Extracts from a graphics dataset
== == ==

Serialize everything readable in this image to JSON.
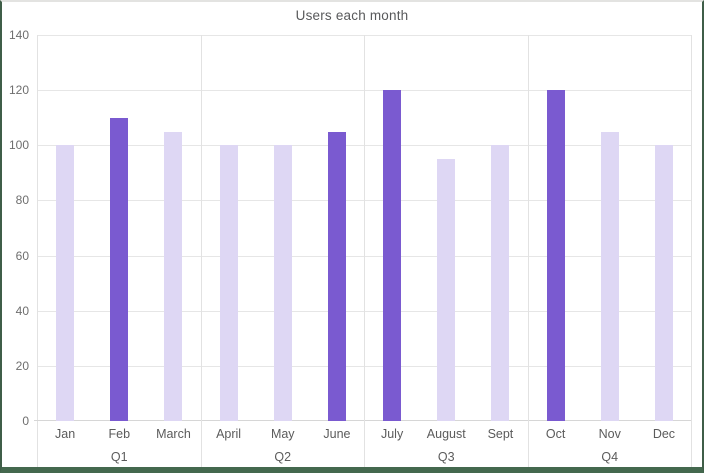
{
  "chart_data": {
    "type": "bar",
    "title": "Users each month",
    "categories": [
      "Jan",
      "Feb",
      "March",
      "April",
      "May",
      "June",
      "July",
      "August",
      "Sept",
      "Oct",
      "Nov",
      "Dec"
    ],
    "values": [
      100,
      110,
      105,
      100,
      100,
      105,
      120,
      95,
      100,
      120,
      105,
      100
    ],
    "highlighted": [
      false,
      true,
      false,
      false,
      false,
      true,
      true,
      false,
      false,
      true,
      false,
      false
    ],
    "groups": [
      {
        "label": "Q1",
        "months": [
          "Jan",
          "Feb",
          "March"
        ]
      },
      {
        "label": "Q2",
        "months": [
          "April",
          "May",
          "June"
        ]
      },
      {
        "label": "Q3",
        "months": [
          "July",
          "August",
          "Sept"
        ]
      },
      {
        "label": "Q4",
        "months": [
          "Oct",
          "Nov",
          "Dec"
        ]
      }
    ],
    "xlabel": "",
    "ylabel": "",
    "ylim": [
      0,
      140
    ],
    "ytick_interval": 20,
    "yticks": [
      0,
      20,
      40,
      60,
      80,
      100,
      120,
      140
    ],
    "grid": "horizontal gridlines every 20; vertical separator lines between quarter groups",
    "legend": "none"
  },
  "style": {
    "bar_color": "#DED7F4",
    "bar_highlight_color": "#7A5AD0",
    "grid_color": "#E6E6E6",
    "axis_line_color": "#D6D6D6",
    "separator_color": "#E2E2E2",
    "tick_text_color": "#6E6E6E",
    "label_text_color": "#5B5B5B",
    "title_color": "#58595B",
    "frame_side_color": "#3F5E48",
    "frame_bottom_color": "#44684E",
    "frame_top_color": "#E3E3E1",
    "background_color": "#FFFFFF"
  }
}
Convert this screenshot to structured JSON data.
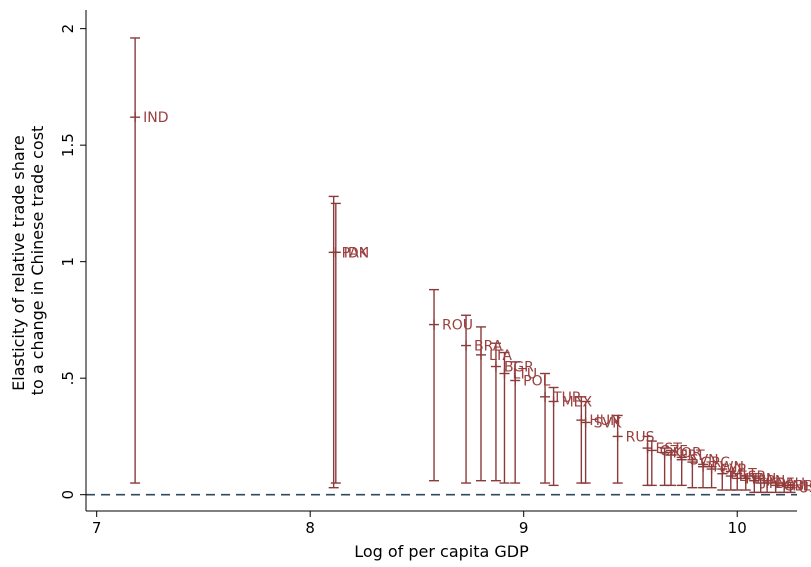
{
  "chart_data": {
    "type": "scatter",
    "subtype": "range-plot-with-labeled-points",
    "xlabel": "Log of per capita  GDP",
    "ylabel_lines": [
      "Elasticity of relative trade share",
      "to a change in Chinese trade cost"
    ],
    "xlim": [
      6.95,
      10.28
    ],
    "ylim": [
      -0.07,
      2.08
    ],
    "xticks": [
      7,
      8,
      9,
      10
    ],
    "xtick_labels": [
      "7",
      "8",
      "9",
      "10"
    ],
    "yticks": [
      0,
      0.5,
      1,
      1.5,
      2
    ],
    "ytick_labels": [
      "0",
      ".5",
      "1",
      "1.5",
      "2"
    ],
    "grid": false,
    "legend": "none",
    "reference_line": {
      "y": 0,
      "style": "dashed",
      "color": "#2f4a5e"
    },
    "colors": {
      "series": "#8b3a3a",
      "labels": "#9b4040"
    },
    "ranges": [
      {
        "x": 7.18,
        "low": 0.05,
        "high": 1.96
      },
      {
        "x": 8.11,
        "low": 0.03,
        "high": 1.28
      },
      {
        "x": 8.12,
        "low": 0.05,
        "high": 1.25
      },
      {
        "x": 8.58,
        "low": 0.06,
        "high": 0.88
      },
      {
        "x": 8.73,
        "low": 0.05,
        "high": 0.77
      },
      {
        "x": 8.8,
        "low": 0.06,
        "high": 0.72
      },
      {
        "x": 8.87,
        "low": 0.06,
        "high": 0.65
      },
      {
        "x": 8.91,
        "low": 0.05,
        "high": 0.61
      },
      {
        "x": 8.96,
        "low": 0.05,
        "high": 0.57
      },
      {
        "x": 9.1,
        "low": 0.05,
        "high": 0.52
      },
      {
        "x": 9.14,
        "low": 0.04,
        "high": 0.46
      },
      {
        "x": 9.27,
        "low": 0.05,
        "high": 0.42
      },
      {
        "x": 9.29,
        "low": 0.05,
        "high": 0.4
      },
      {
        "x": 9.44,
        "low": 0.05,
        "high": 0.34
      },
      {
        "x": 9.58,
        "low": 0.04,
        "high": 0.25
      },
      {
        "x": 9.6,
        "low": 0.04,
        "high": 0.23
      },
      {
        "x": 9.66,
        "low": 0.04,
        "high": 0.2
      },
      {
        "x": 9.69,
        "low": 0.04,
        "high": 0.19
      },
      {
        "x": 9.74,
        "low": 0.04,
        "high": 0.16
      },
      {
        "x": 9.79,
        "low": 0.03,
        "high": 0.15
      },
      {
        "x": 9.84,
        "low": 0.03,
        "high": 0.13
      },
      {
        "x": 9.88,
        "low": 0.03,
        "high": 0.12
      },
      {
        "x": 9.93,
        "low": 0.02,
        "high": 0.11
      },
      {
        "x": 9.97,
        "low": 0.02,
        "high": 0.1
      },
      {
        "x": 10.0,
        "low": 0.02,
        "high": 0.09
      },
      {
        "x": 10.04,
        "low": 0.02,
        "high": 0.08
      },
      {
        "x": 10.08,
        "low": 0.01,
        "high": 0.08
      },
      {
        "x": 10.11,
        "low": 0.01,
        "high": 0.07
      },
      {
        "x": 10.14,
        "low": 0.01,
        "high": 0.06
      },
      {
        "x": 10.18,
        "low": 0.01,
        "high": 0.05
      },
      {
        "x": 10.22,
        "low": 0.01,
        "high": 0.05
      },
      {
        "x": 10.25,
        "low": 0.01,
        "high": 0.04
      }
    ],
    "points": [
      {
        "x": 7.18,
        "y": 1.62,
        "label": "IND"
      },
      {
        "x": 8.11,
        "y": 1.04,
        "label": "PAK"
      },
      {
        "x": 8.12,
        "y": 1.04,
        "label": "IDN"
      },
      {
        "x": 8.58,
        "y": 0.73,
        "label": "ROU"
      },
      {
        "x": 8.73,
        "y": 0.64,
        "label": "BRA"
      },
      {
        "x": 8.8,
        "y": 0.6,
        "label": "LTA"
      },
      {
        "x": 8.87,
        "y": 0.55,
        "label": "BGR"
      },
      {
        "x": 8.91,
        "y": 0.52,
        "label": "LTU"
      },
      {
        "x": 8.96,
        "y": 0.49,
        "label": "POL"
      },
      {
        "x": 9.1,
        "y": 0.42,
        "label": "TUR"
      },
      {
        "x": 9.14,
        "y": 0.4,
        "label": "MEX"
      },
      {
        "x": 9.27,
        "y": 0.32,
        "label": "HUN"
      },
      {
        "x": 9.29,
        "y": 0.31,
        "label": "SVK"
      },
      {
        "x": 9.44,
        "y": 0.25,
        "label": "RUS"
      },
      {
        "x": 9.58,
        "y": 0.2,
        "label": "EST"
      },
      {
        "x": 9.6,
        "y": 0.19,
        "label": "CZE"
      },
      {
        "x": 9.66,
        "y": 0.18,
        "label": "KOR"
      },
      {
        "x": 9.69,
        "y": 0.17,
        "label": "PRT"
      },
      {
        "x": 9.74,
        "y": 0.15,
        "label": "SVN"
      },
      {
        "x": 9.79,
        "y": 0.14,
        "label": "GRC"
      },
      {
        "x": 9.84,
        "y": 0.12,
        "label": "TWN"
      },
      {
        "x": 9.88,
        "y": 0.11,
        "label": "CYP"
      },
      {
        "x": 9.93,
        "y": 0.09,
        "label": "MLT"
      },
      {
        "x": 9.97,
        "y": 0.08,
        "label": "ESP"
      },
      {
        "x": 10.0,
        "y": 0.07,
        "label": "ITA"
      },
      {
        "x": 10.04,
        "y": 0.07,
        "label": "FIN"
      },
      {
        "x": 10.08,
        "y": 0.06,
        "label": "JPN"
      },
      {
        "x": 10.11,
        "y": 0.05,
        "label": "FRA"
      },
      {
        "x": 10.14,
        "y": 0.05,
        "label": "DEU"
      },
      {
        "x": 10.18,
        "y": 0.04,
        "label": "GBR"
      },
      {
        "x": 10.22,
        "y": 0.04,
        "label": "NLD"
      },
      {
        "x": 10.25,
        "y": 0.03,
        "label": "USA"
      }
    ]
  }
}
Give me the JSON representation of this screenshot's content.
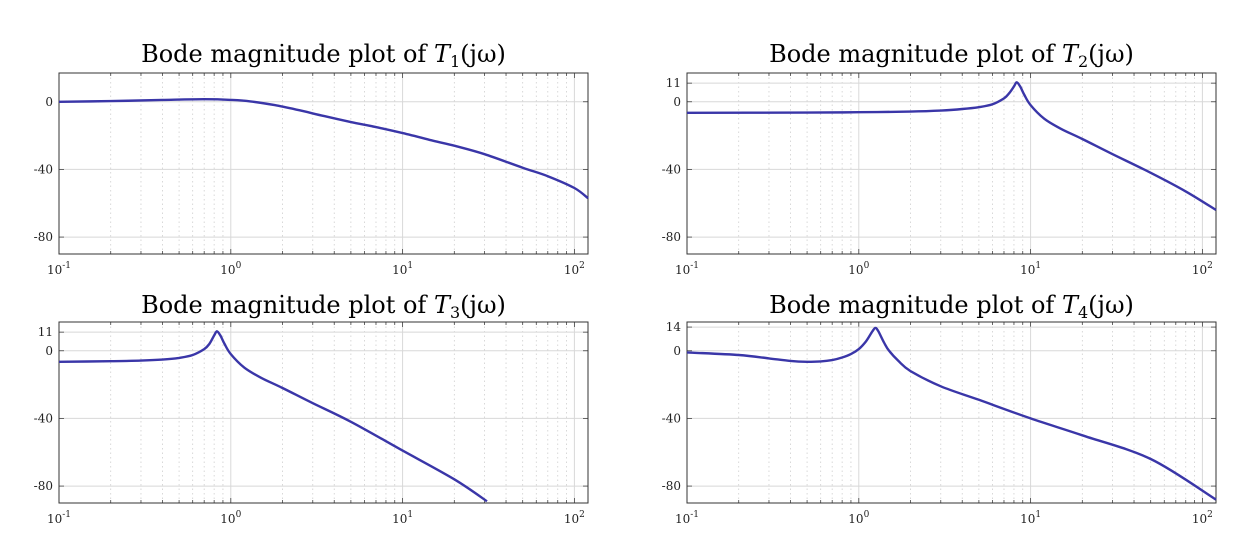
{
  "chart_data": [
    {
      "type": "line",
      "title": {
        "prefix": "Bode magnitude plot of ",
        "var": "T",
        "sub": "1",
        "suffix": "(jω)"
      },
      "x_scale": "log",
      "xlim": [
        0.1,
        120
      ],
      "ylim": [
        -90,
        17
      ],
      "x_ticks": [
        {
          "base": "10",
          "exp": "-1"
        },
        {
          "base": "10",
          "exp": "0"
        },
        {
          "base": "10",
          "exp": "1"
        },
        {
          "base": "10",
          "exp": "2"
        }
      ],
      "y_ticks": [
        "0",
        "-40",
        "-80"
      ],
      "y_tick_values": [
        0,
        -40,
        -80
      ],
      "grid": true,
      "series_color": "#3a36a8",
      "series": [
        {
          "x": [
            0.1,
            0.2,
            0.4,
            0.7,
            1.0,
            1.3,
            1.8,
            2.5,
            3.5,
            5,
            7,
            10,
            15,
            20,
            30,
            50,
            70,
            100,
            120
          ],
          "y": [
            0,
            0.4,
            1.1,
            1.5,
            1.1,
            0.2,
            -2,
            -5,
            -8.5,
            -12,
            -15,
            -18.5,
            -23,
            -26,
            -31,
            -39,
            -44,
            -51,
            -57
          ]
        }
      ]
    },
    {
      "type": "line",
      "title": {
        "prefix": "Bode magnitude plot of ",
        "var": "T",
        "sub": "2",
        "suffix": "(jω)"
      },
      "x_scale": "log",
      "xlim": [
        0.1,
        120
      ],
      "ylim": [
        -90,
        17
      ],
      "x_ticks": [
        {
          "base": "10",
          "exp": "-1"
        },
        {
          "base": "10",
          "exp": "0"
        },
        {
          "base": "10",
          "exp": "1"
        },
        {
          "base": "10",
          "exp": "2"
        }
      ],
      "y_ticks": [
        "11",
        "0",
        "-40",
        "-80"
      ],
      "y_tick_values": [
        11,
        0,
        -40,
        -80
      ],
      "grid": true,
      "series_color": "#3a36a8",
      "series": [
        {
          "x": [
            0.1,
            0.5,
            1,
            2,
            3,
            4,
            5,
            6,
            7,
            7.5,
            8,
            8.3,
            8.7,
            9.2,
            10,
            12,
            15,
            20,
            30,
            50,
            80,
            120
          ],
          "y": [
            -6.5,
            -6.4,
            -6.2,
            -5.8,
            -5.2,
            -4.3,
            -3.2,
            -1.5,
            2,
            5,
            9,
            11.5,
            9,
            4,
            -2,
            -10,
            -16,
            -22,
            -31,
            -42,
            -53,
            -64
          ]
        }
      ]
    },
    {
      "type": "line",
      "title": {
        "prefix": "Bode magnitude plot of ",
        "var": "T",
        "sub": "3",
        "suffix": "(jω)"
      },
      "x_scale": "log",
      "xlim": [
        0.1,
        120
      ],
      "ylim": [
        -90,
        17
      ],
      "x_ticks": [
        {
          "base": "10",
          "exp": "-1"
        },
        {
          "base": "10",
          "exp": "0"
        },
        {
          "base": "10",
          "exp": "1"
        },
        {
          "base": "10",
          "exp": "2"
        }
      ],
      "y_ticks": [
        "11",
        "0",
        "-40",
        "-80"
      ],
      "y_tick_values": [
        11,
        0,
        -40,
        -80
      ],
      "grid": true,
      "series_color": "#3a36a8",
      "series": [
        {
          "x": [
            0.1,
            0.2,
            0.3,
            0.4,
            0.5,
            0.6,
            0.7,
            0.75,
            0.8,
            0.83,
            0.87,
            0.92,
            1.0,
            1.2,
            1.5,
            2,
            3,
            5,
            10,
            20,
            31
          ],
          "y": [
            -6.5,
            -6.2,
            -5.8,
            -5.2,
            -4.2,
            -2.5,
            1,
            4,
            9,
            11.5,
            9,
            4,
            -2,
            -10,
            -16,
            -22,
            -31,
            -42,
            -59,
            -76,
            -89
          ]
        }
      ]
    },
    {
      "type": "line",
      "title": {
        "prefix": "Bode magnitude plot of ",
        "var": "T",
        "sub": "4",
        "suffix": "(jω)"
      },
      "x_scale": "log",
      "xlim": [
        0.1,
        120
      ],
      "ylim": [
        -90,
        17
      ],
      "x_ticks": [
        {
          "base": "10",
          "exp": "-1"
        },
        {
          "base": "10",
          "exp": "0"
        },
        {
          "base": "10",
          "exp": "1"
        },
        {
          "base": "10",
          "exp": "2"
        }
      ],
      "y_ticks": [
        "14",
        "0",
        "-40",
        "-80"
      ],
      "y_tick_values": [
        14,
        0,
        -40,
        -80
      ],
      "grid": true,
      "series_color": "#3a36a8",
      "series": [
        {
          "x": [
            0.1,
            0.2,
            0.3,
            0.4,
            0.5,
            0.6,
            0.7,
            0.8,
            0.9,
            1.0,
            1.1,
            1.2,
            1.25,
            1.3,
            1.4,
            1.5,
            1.7,
            2,
            3,
            5,
            10,
            20,
            50,
            120
          ],
          "y": [
            -1,
            -2.5,
            -4.5,
            -6,
            -6.5,
            -6.3,
            -5.5,
            -4,
            -2,
            1,
            5.5,
            11.5,
            13.5,
            11.5,
            5,
            0,
            -6,
            -12,
            -21,
            -29,
            -40,
            -50,
            -64,
            -88
          ]
        }
      ]
    }
  ]
}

== == ==

Description of the task
Select every line in the material above where the string "points" occurs, and copy it.

Finished task
    "subtype": "range-plot-with-labeled-points",
    "points": [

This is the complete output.